::: Source data :::

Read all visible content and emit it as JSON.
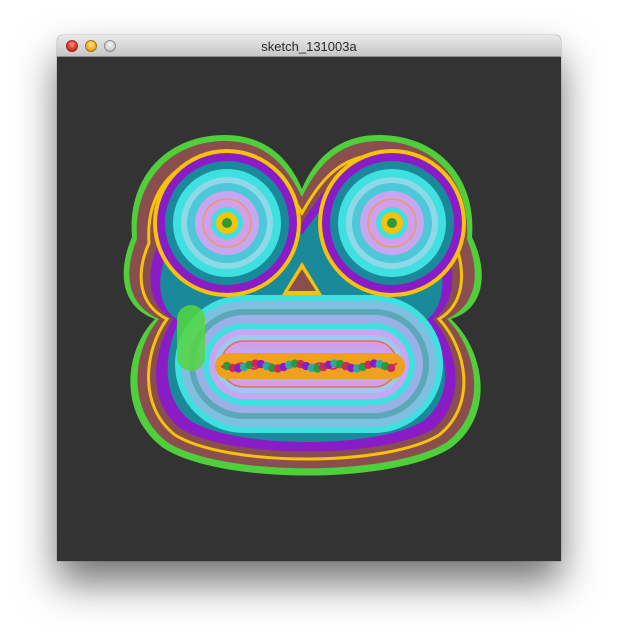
{
  "window": {
    "title": "sketch_131003a",
    "controls": {
      "close": "close-button",
      "minimize": "minimize-button",
      "zoom": "zoom-button"
    }
  },
  "canvas": {
    "background": "#333333",
    "palette": [
      "#55d640",
      "#8b4f4f",
      "#f6c20a",
      "#8a1cc8",
      "#1a8a9a",
      "#3ee0e0",
      "#c7a6f2",
      "#d3a0e8",
      "#e89a6a",
      "#2ea8a0",
      "#f0a020",
      "#c82a5a",
      "#2a9a3a"
    ]
  }
}
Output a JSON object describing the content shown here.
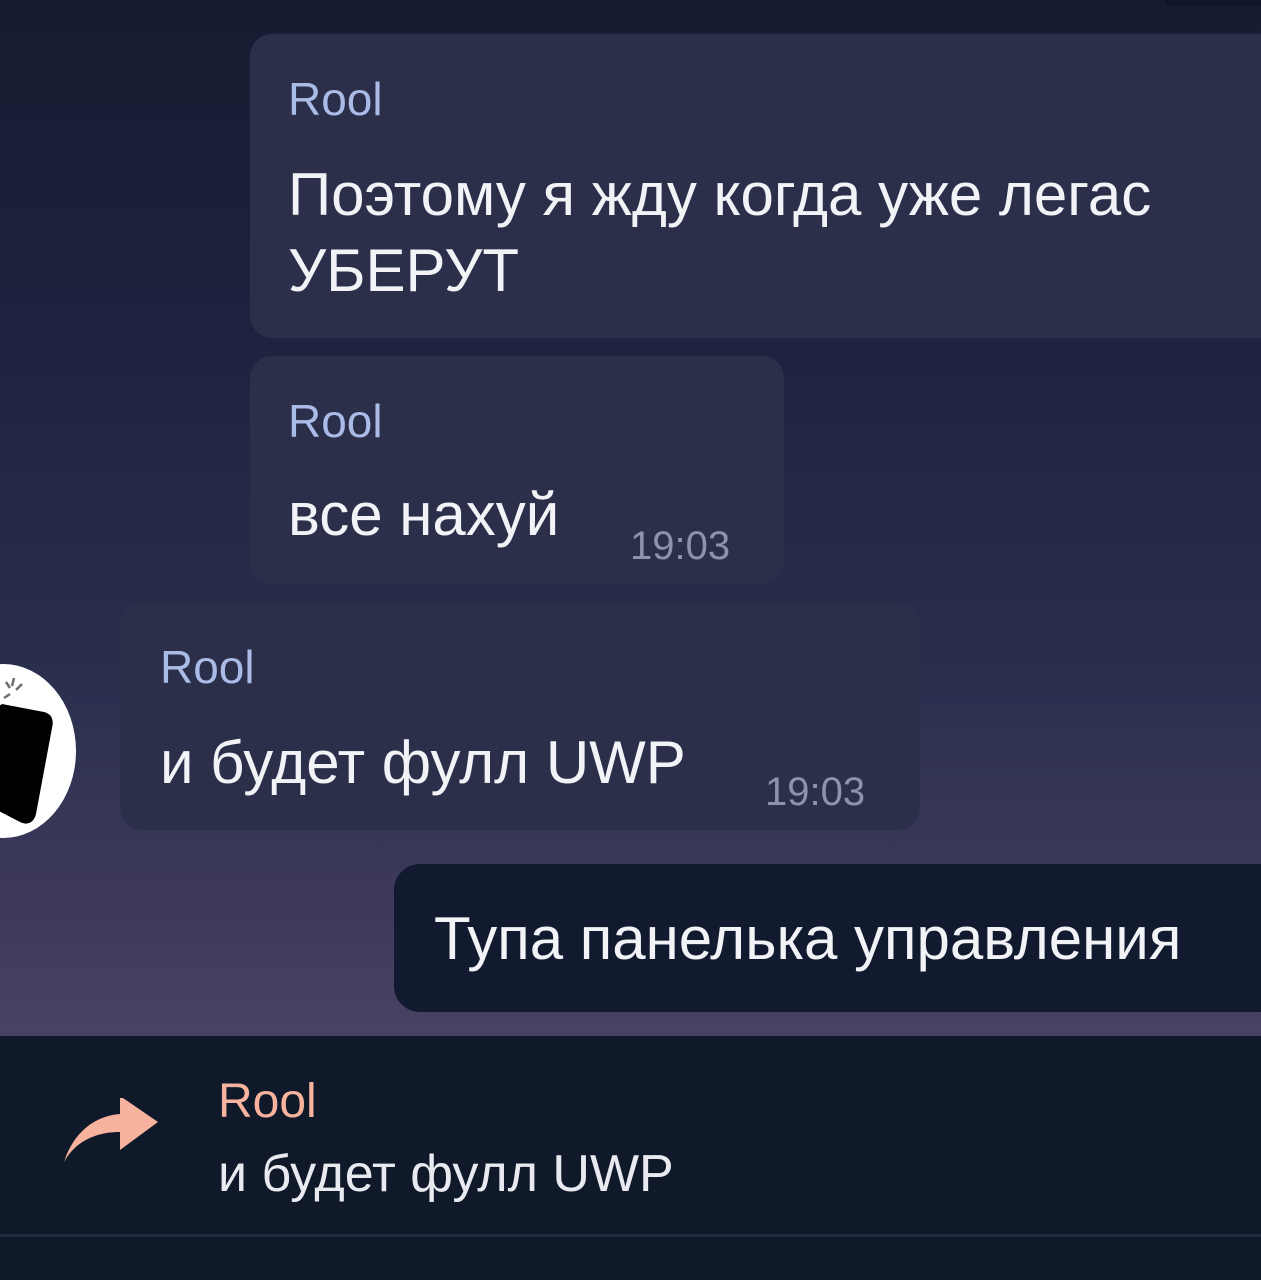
{
  "messages": [
    {
      "sender": "Rool",
      "text_lines": [
        "Поэтому я жду когда уже легас",
        "УБЕРУТ"
      ]
    },
    {
      "sender": "Rool",
      "text": "все нахуй",
      "time": "19:03"
    },
    {
      "sender": "Rool",
      "text": "и будет фулл UWP",
      "time": "19:03"
    }
  ],
  "outgoing": {
    "text": "Тупа панелька управления"
  },
  "reply_preview": {
    "sender": "Rool",
    "text": "и будет фулл UWP",
    "icon": "reply-arrow-icon"
  },
  "colors": {
    "sender_name": "#a9bbe6",
    "reply_accent": "#f7b39e",
    "incoming_bubble": "#2b2f4a",
    "outgoing_bubble": "#111a2e"
  }
}
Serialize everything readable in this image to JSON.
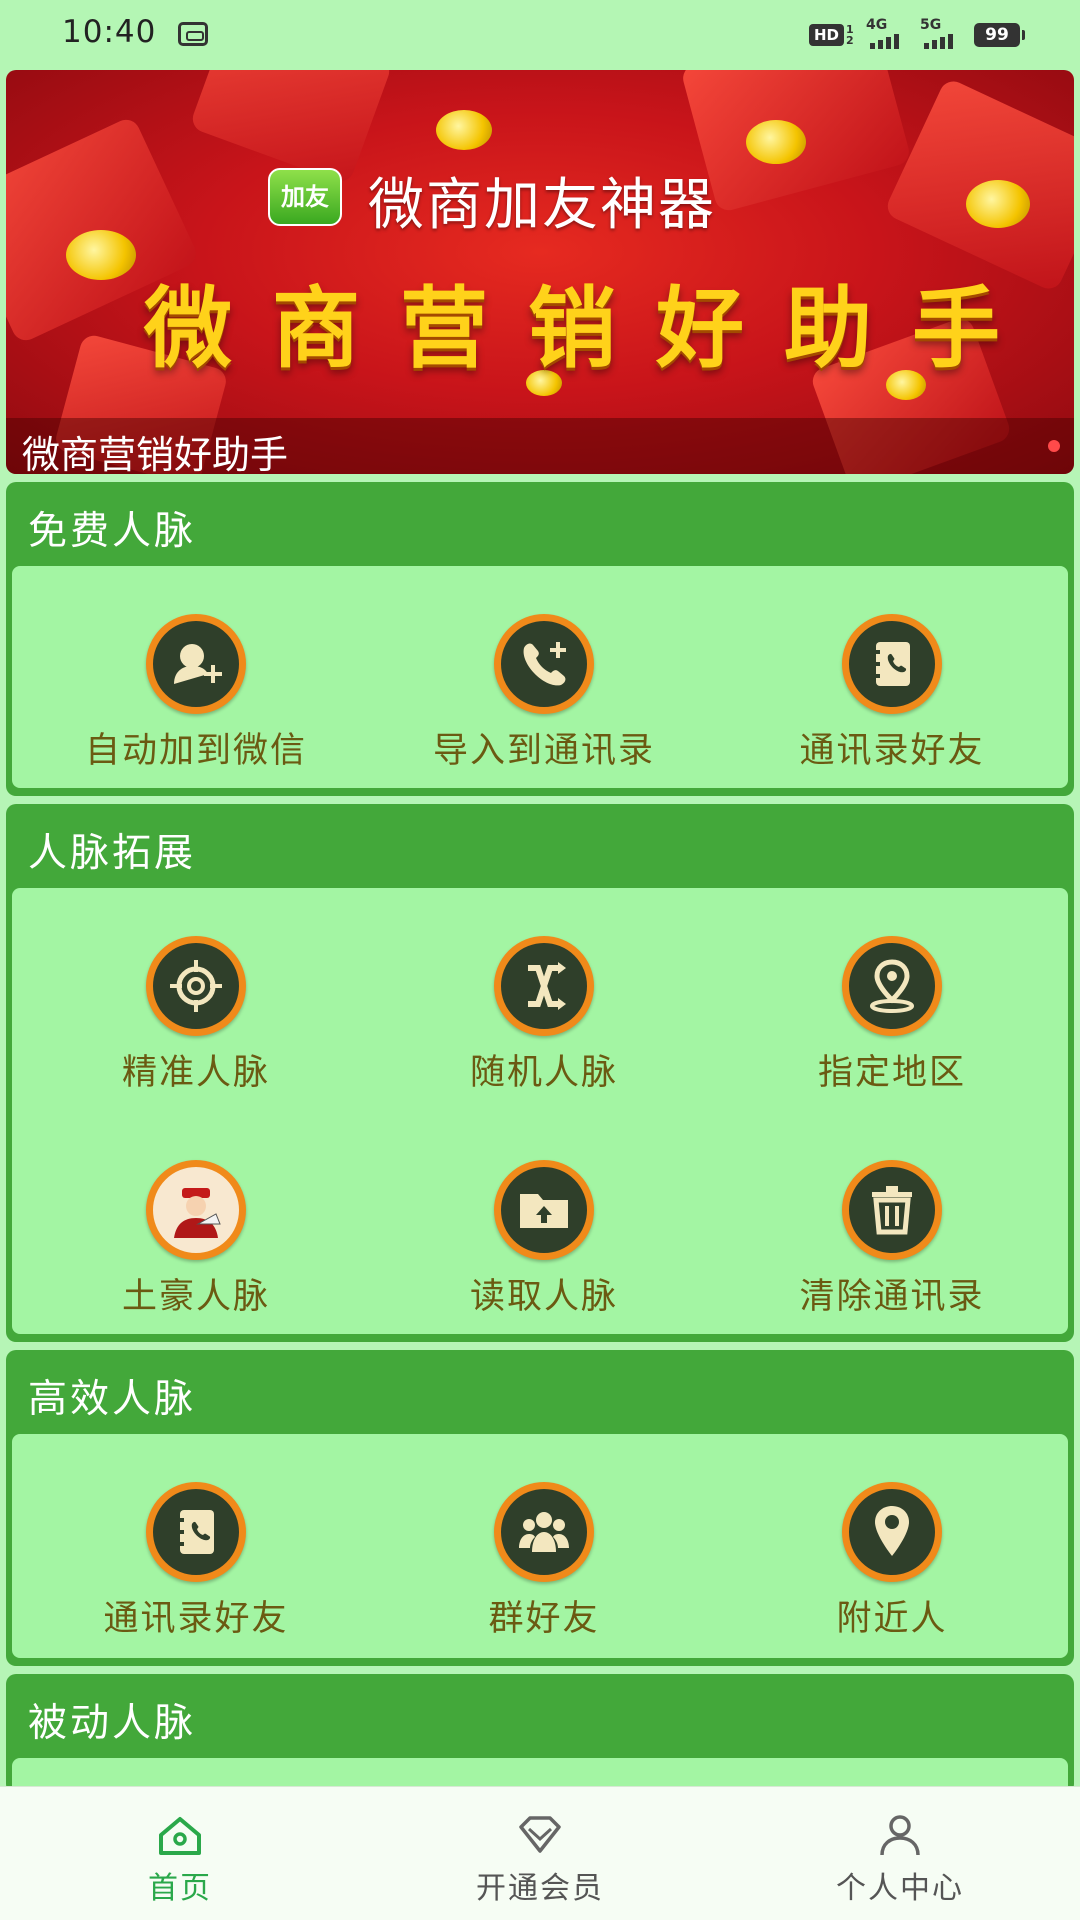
{
  "status_bar": {
    "time": "10:40",
    "hd_label": "HD",
    "hd_sub": "1 2",
    "signal_1": "4G",
    "signal_2": "5G",
    "battery": "99"
  },
  "banner": {
    "logo_text": "加友",
    "title": "微商加友神器",
    "slogan": "微商营销好助手",
    "caption": "微商营销好助手"
  },
  "sections": [
    {
      "title": "免费人脉",
      "rows": [
        [
          {
            "label": "自动加到微信",
            "icon": "add-contact-icon"
          },
          {
            "label": "导入到通讯录",
            "icon": "phone-add-icon"
          },
          {
            "label": "通讯录好友",
            "icon": "address-book-icon"
          }
        ]
      ]
    },
    {
      "title": "人脉拓展",
      "rows": [
        [
          {
            "label": "精准人脉",
            "icon": "crosshair-icon"
          },
          {
            "label": "随机人脉",
            "icon": "shuffle-icon"
          },
          {
            "label": "指定地区",
            "icon": "location-icon"
          }
        ],
        [
          {
            "label": "土豪人脉",
            "icon": "rich-man-icon"
          },
          {
            "label": "读取人脉",
            "icon": "folder-upload-icon"
          },
          {
            "label": "清除通讯录",
            "icon": "trash-icon"
          }
        ]
      ]
    },
    {
      "title": "高效人脉",
      "rows": [
        [
          {
            "label": "通讯录好友",
            "icon": "address-book-icon"
          },
          {
            "label": "群好友",
            "icon": "group-icon"
          },
          {
            "label": "附近人",
            "icon": "map-pin-icon"
          }
        ]
      ]
    },
    {
      "title": "被动人脉",
      "rows": []
    }
  ],
  "bottom_nav": [
    {
      "label": "首页",
      "icon": "home-icon",
      "active": true
    },
    {
      "label": "开通会员",
      "icon": "diamond-icon",
      "active": false
    },
    {
      "label": "个人中心",
      "icon": "user-icon",
      "active": false
    }
  ],
  "colors": {
    "section_header": "#43a83a",
    "panel": "#a3f5a3",
    "icon_ring": "#f08a1a",
    "icon_fill": "#2f3f2a",
    "label_text": "#6b5a12",
    "nav_active": "#2aa84a"
  }
}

:::

Challenge
Select every line of the records holding the string "JSON".

Complete answer
Read all visible content and emit it as JSON.
Output a JSON object describing the content shown here.
Serialize everything readable in this image to JSON.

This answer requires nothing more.